◆ **Source text**

== == ==

The best sound for the money is to be found in pre-pros from Sunfire, Anthem and Halo, not in multichannel preamps and certainly not in receivers. The installed market in North America is very heavy to pre-pros and they not only have current features, but frequent firmware updates.
... and i meant it. i haven't heard them, and unlike some people, i don't judge an equipment until i've heard it.
and my comment on pre-pros relate to the DSPs, which are several generations behind what's available in even the cheapest receivers. that's a statement of fact, not opinion. there are NO pre pros out there based on the ti da610 chipset or the cs49500, but there are several AV receivers.
i have heard the lexicon mc-8, and compared it with a harman kardon dpr2005, and i don't think the difference in quality is significant enough given the price difference. this is an opinion though, not necessarily shared by everyone.
... just in case anyone is wondering why i care so much about the DSP, they do make a difference in the quality of the digital processing.
as a rule of thumb, the more horsepower is available for DSP, the better the overall quality of the digital section. more horsepower translates to more precision used for DD/DTS decoding, which leads to smaller quantization errors caused by truncation/roundoff (this is not just a theoretical benefit, i can hear differences between DD done in 24 bit fixed point vs 32-bit floating point). 64-bit floating point is the ideal and will result in nearly "transparent" digital processing with no degradation of sound quality.

== == ==

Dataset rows
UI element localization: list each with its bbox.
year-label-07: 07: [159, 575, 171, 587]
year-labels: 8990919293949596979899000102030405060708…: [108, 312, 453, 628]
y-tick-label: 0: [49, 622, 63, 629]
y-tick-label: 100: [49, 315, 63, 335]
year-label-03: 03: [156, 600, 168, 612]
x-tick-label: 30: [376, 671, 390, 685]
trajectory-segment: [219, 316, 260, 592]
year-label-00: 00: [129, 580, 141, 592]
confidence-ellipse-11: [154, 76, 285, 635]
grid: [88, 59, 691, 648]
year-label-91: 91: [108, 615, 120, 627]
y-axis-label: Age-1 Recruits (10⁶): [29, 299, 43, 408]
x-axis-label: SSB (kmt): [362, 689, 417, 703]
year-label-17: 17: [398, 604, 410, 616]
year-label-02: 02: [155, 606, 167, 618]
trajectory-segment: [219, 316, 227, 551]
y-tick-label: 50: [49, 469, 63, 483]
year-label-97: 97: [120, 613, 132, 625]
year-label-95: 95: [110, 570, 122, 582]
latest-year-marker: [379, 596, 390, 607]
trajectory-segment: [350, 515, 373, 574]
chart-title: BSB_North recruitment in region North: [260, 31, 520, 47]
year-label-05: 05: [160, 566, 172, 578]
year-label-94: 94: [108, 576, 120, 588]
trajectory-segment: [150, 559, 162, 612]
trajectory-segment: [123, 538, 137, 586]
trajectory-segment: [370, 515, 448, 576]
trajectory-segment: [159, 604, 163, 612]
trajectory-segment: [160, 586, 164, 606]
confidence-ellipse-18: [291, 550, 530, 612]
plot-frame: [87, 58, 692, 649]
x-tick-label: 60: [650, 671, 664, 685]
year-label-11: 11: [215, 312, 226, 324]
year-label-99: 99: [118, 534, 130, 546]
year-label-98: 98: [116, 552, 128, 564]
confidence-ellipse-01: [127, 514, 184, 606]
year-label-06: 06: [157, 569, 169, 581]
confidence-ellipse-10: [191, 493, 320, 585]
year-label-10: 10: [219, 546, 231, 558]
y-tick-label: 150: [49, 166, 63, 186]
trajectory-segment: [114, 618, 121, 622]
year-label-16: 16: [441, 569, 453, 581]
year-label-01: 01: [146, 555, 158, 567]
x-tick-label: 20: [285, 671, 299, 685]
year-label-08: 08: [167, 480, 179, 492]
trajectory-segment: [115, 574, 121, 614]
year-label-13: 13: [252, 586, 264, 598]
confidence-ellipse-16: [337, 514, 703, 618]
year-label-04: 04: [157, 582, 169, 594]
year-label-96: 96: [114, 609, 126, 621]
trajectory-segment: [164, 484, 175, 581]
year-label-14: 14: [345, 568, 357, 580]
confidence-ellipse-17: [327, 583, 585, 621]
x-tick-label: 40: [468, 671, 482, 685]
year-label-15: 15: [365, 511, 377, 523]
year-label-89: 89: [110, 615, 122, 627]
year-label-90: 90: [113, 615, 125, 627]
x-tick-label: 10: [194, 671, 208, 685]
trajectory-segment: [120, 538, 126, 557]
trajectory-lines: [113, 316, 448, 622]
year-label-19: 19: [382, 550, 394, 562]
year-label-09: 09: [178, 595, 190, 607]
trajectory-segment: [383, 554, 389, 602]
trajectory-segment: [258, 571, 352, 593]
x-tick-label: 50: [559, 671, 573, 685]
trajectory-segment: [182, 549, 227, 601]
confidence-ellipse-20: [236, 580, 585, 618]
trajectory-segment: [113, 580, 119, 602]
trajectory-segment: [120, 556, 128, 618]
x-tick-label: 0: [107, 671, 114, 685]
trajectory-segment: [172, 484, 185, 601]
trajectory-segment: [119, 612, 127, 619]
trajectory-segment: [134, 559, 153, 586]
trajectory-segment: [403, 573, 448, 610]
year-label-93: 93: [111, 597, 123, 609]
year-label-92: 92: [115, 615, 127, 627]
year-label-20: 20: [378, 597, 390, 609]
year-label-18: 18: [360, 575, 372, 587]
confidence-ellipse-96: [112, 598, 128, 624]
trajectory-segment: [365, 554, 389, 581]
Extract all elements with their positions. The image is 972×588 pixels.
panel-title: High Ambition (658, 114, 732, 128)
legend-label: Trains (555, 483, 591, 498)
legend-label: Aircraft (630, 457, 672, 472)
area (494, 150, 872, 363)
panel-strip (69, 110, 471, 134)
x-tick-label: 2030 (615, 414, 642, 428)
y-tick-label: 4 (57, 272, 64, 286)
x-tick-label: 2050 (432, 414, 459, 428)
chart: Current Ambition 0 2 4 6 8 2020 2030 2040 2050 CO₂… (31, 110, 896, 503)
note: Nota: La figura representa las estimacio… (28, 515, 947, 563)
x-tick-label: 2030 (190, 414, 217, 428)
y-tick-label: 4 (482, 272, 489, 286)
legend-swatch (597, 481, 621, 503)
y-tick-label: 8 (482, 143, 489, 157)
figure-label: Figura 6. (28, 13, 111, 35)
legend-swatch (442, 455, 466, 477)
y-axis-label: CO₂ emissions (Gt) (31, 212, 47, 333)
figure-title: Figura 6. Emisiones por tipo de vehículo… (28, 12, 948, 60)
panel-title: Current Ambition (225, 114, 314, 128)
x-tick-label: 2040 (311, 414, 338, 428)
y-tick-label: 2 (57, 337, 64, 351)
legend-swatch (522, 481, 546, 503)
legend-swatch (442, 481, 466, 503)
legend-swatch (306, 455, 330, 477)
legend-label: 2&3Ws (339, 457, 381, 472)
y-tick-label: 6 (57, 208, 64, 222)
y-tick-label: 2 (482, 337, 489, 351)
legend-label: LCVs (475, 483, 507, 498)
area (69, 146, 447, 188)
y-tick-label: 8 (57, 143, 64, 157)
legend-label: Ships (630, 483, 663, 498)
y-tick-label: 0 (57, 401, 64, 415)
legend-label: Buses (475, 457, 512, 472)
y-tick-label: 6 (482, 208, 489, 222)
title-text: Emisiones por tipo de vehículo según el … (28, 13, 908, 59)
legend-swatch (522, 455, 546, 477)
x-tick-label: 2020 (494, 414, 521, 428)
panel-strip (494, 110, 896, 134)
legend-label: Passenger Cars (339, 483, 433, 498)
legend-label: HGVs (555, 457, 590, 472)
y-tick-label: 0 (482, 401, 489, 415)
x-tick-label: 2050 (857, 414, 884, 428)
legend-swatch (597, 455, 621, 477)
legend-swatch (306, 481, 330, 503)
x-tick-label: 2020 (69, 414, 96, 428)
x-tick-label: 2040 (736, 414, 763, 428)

== == ==

◆ **Aim of the task**
Reproduce word for word the passage of the audio processor discussion that opens with the words containing "i have heard" and closes with "shared by everyone.". The material has no connection to the audio processor discussion.

◆ **Task response**
i have heard the lexicon mc-8, and compared it with a harman kardon dpr2005, and i don't think the difference in quality is significant enough given the price difference. this is an opinion though, not necessarily shared by everyone.